-- START OF Document excerpt --

New pipeline capacity from Cushing to the US Gulf Coast, expected online at the end of 2013 and early in 2014, will ease the congestion that has stranded a lot of Western Canadian crude in the Midwest. There will subsequently be more opportunity for Canadian oil sands crude to reach Gulf Coast refineries by pipeline. Yet at the same time Canadian bitumen producers, rail terminal operators and railroad companies are jointly developing unit train loading terminals in Alberta - including one announced yesterday by Kyera Corp and Kinder Morgan Energy Partners. These terminals plan to load Canadian crude for delivery to the Gulf by rail. Today we ask how rail can compete with pipelines on this route.

We have previously described growing Western Canadian heavy crude “bitumen” production and the challenges of getting it to market (see Heat it!  Bitumen Economics Part 1).  Bitumen production from oil sands is expected to increase from about 1.8 MMbd/ in 2012 to 3.6 MMbd/d in 2020 (source: Canadian Association of Petroleum Producers – CAPP). Oil sands crude is thick like treacle and difficult to move by pipeline because it doesn’t flow well. Yet the largest market for this heavy crude is over 2 thousand miles away from the production areas at US Gulf Coast refineries configured to process similar grades from Mexico and Venezuela (see Production Stampede – Where Will Canadian Oil Production Go?). Travelling that kind of distance is most efficiently accomplished by pipeline. But to get heavy crude moving in a pipeline it has to be diluted with roughly 30 percent natural gasoline or condensate diluent to make “dilbit” crude. Diluent adds to the cost of pipeline transportation because it has to be hauled to the bitumen production site and  does not have the yield characteristics that heavy crude refiners need.

We have also looked at the economics of bitumen transportation and whether it is cheaper to move it by rail – where the diluent requirement can be reduced to nil – or by pipeline where a 30 percent diluent addition adds cost and volume to the logistics (see Heat it! Bitumen Economics Part 2). The jury is still out on that question – it depends who you talk to – and exactly where and how they need to ship bitumen and how much diluent is added. One thing is certain – the complete economics of using rail to move Canadian bitumen have not been fully tested yet because shipments so far have been in small manifest batches of a handful of rail tank cars rather than more efficient 100 car “unit” trains. Yet by the end of this year the first unit train loading facility will be operating in Edmonton, AB. And the investors behind that project and several others like it to follow next year clearly believe that rail shipments can compete with  pipeline capacity to deliver Canadian heavy crude to the Gulf Coast.

In this series we’ll take a deeper look at Western Canadian heavy crude-by-rail options in light of increased investment in infrastructure this year by producers, refiners and railroads. Those investments were already underway when the tragic accident at Lac Megantic occurred earlier this month (July 2013) so although there will certainly be increased regulation of the rail industry as a result, the impact will not likely be immediate.

Ultimately two key questions determine the fate of Canadian heavy crude shipments by rail. First - is rail capacity needed to supplant a shortfall in available pipeline capacity now or in the future and second - can the cost of bitumen by rail transport compete against pipeline delivery when both options are available to producers? We will address each of those questions in this episode and then in future episodes in this series, look at specific plans being made to bring more rail loading capacity online in Western Canada and to build more unloading facilities at the Gulf Coast.

-- END OF Document excerpt --

◆ Requirements
**1)** Decide whether each statement agrees with the article on Canadian heavy crude by rail, answering yes or no and quoting the words of the article that settle it. (a) Getting heavy crude to move in a pipeline requires diluting it with roughly 30 percent natural gasoline or condensate. (b) Rail shipments of Canadian bitumen so far have moved in 100-car unit trains. (c) The accident at Lac Megantic is expected to have an immediate impact.
**2)** In the article on Canadian heavy crude by rail, rewrite the stretch from "In this series we’ll" through "likely be immediate.", substituting "deadly" for "tragic".

-- START OF Recorded information --

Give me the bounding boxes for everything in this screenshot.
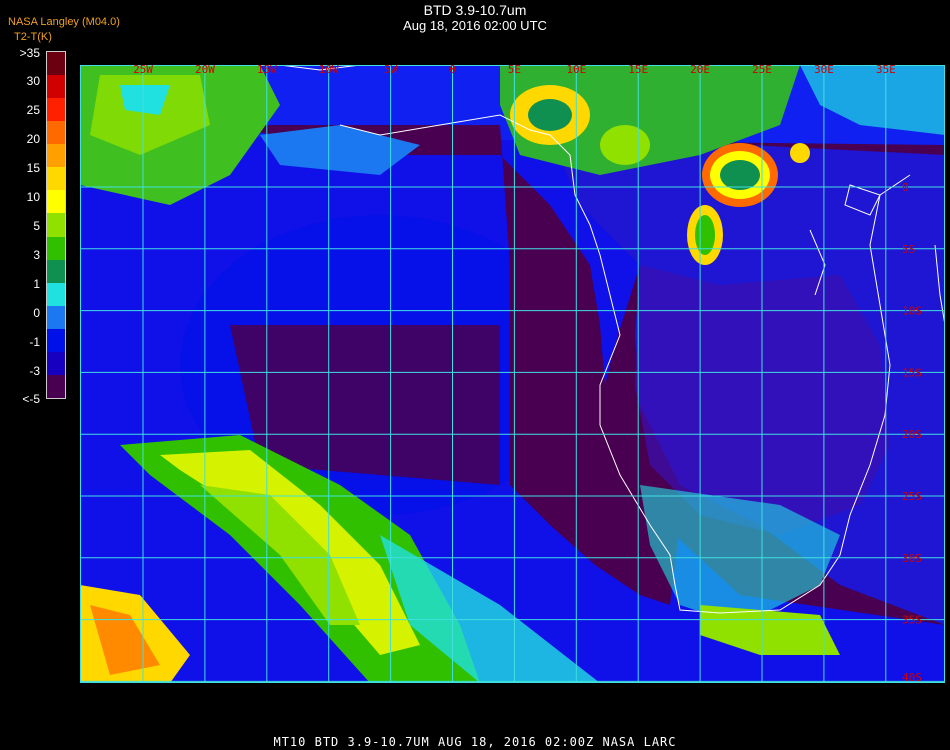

-- END OF Recorded information --

◆ Response list
**1)**
(a) Yes: "it has to be diluted with roughly 30 percent natural gasoline or condensate diluent to make “dilbit” crude"
(b) No: "shipments so far have been in small manifest batches of a handful of rail tank cars rather than more efficient 100 car “unit” trains"
(c) No: "the impact will not likely be immediate"

**2)**
In this series we’ll take a deeper look at Western Canadian heavy crude-by-rail options in light of increased investment in infrastructure this year by producers, refiners and railroads. Those investments were already underway when the deadly accident at Lac Megantic occurred earlier this month (July 2013) so although there will certainly be increased regulation of the rail industry as a result, the impact will not likely be immediate.